• REQUIRED TASK:
Copy each line containing the word "Variació" from the records that follow, please.

• TASK INPUTS:
* START *

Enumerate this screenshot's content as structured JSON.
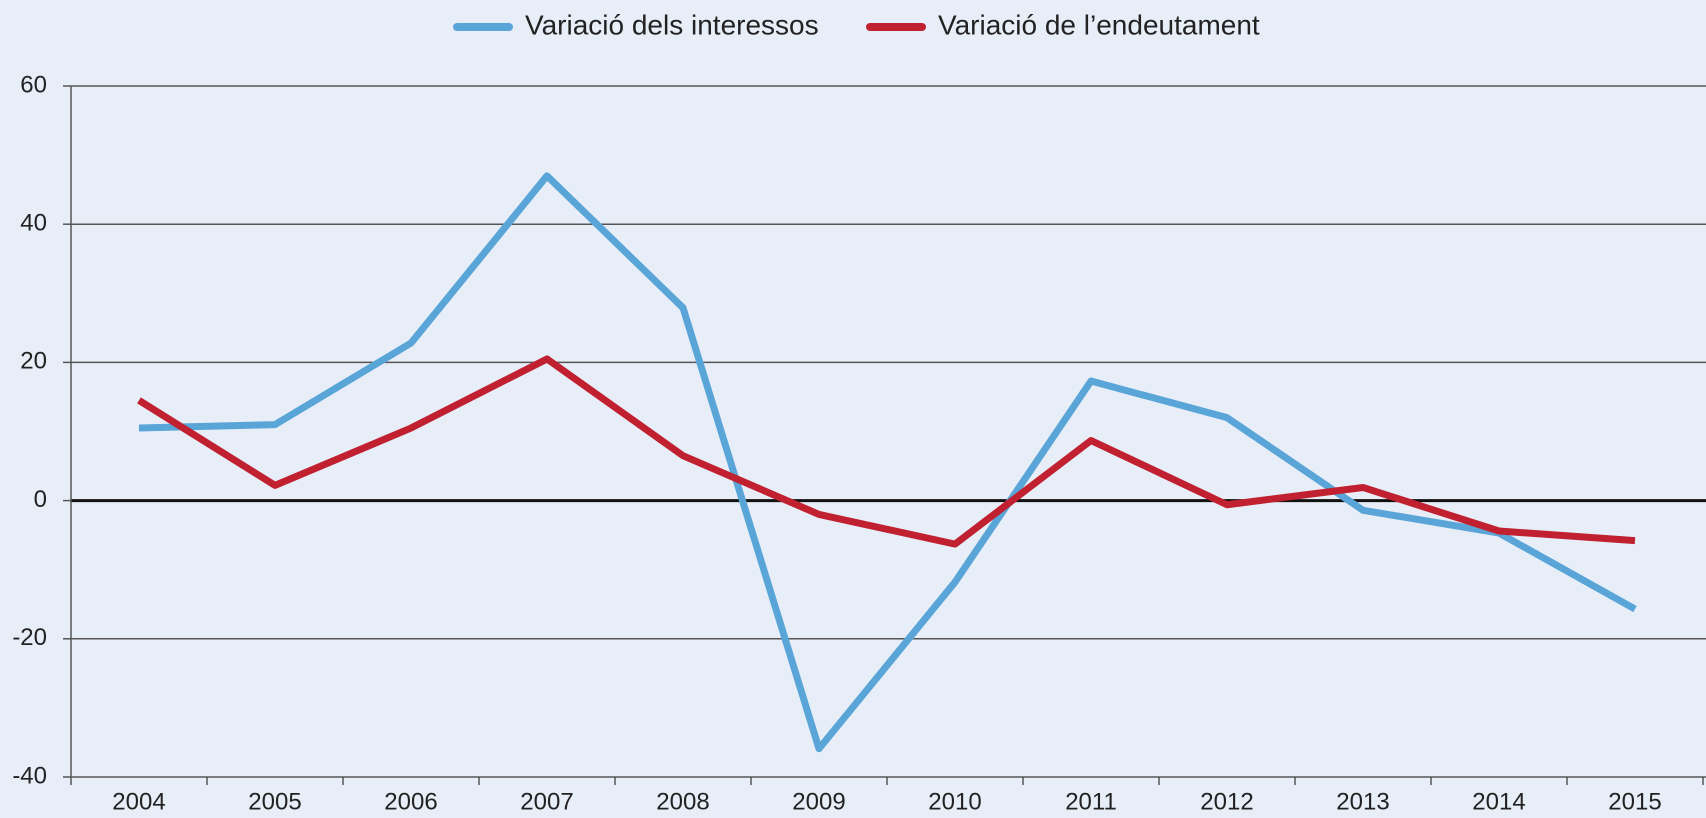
{
  "chart_data": {
    "type": "line",
    "categories": [
      "2004",
      "2005",
      "2006",
      "2007",
      "2008",
      "2009",
      "2010",
      "2011",
      "2012",
      "2013",
      "2014",
      "2015"
    ],
    "series": [
      {
        "name": "Variació dels interessos",
        "color": "#5aa5d8",
        "values": [
          10.5,
          11,
          22.8,
          47,
          27.9,
          -35.9,
          -11.8,
          17.3,
          12,
          -1.4,
          -4.7,
          -15.7
        ]
      },
      {
        "name": "Variació de l’endeutament",
        "color": "#c0202f",
        "values": [
          14.5,
          2.2,
          10.5,
          20.5,
          6.5,
          -2,
          -6.3,
          8.7,
          -0.6,
          1.9,
          -4.4,
          -5.8
        ]
      }
    ],
    "ylim": [
      -40,
      60
    ],
    "yticks": [
      -40,
      -20,
      0,
      20,
      40,
      60
    ],
    "grid": true,
    "legend": "top"
  }
}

* END *

• SOLUTION FOR THIS TASK:
        "name": "Variació dels interessos",
        "name": "Variació de l’endeutament",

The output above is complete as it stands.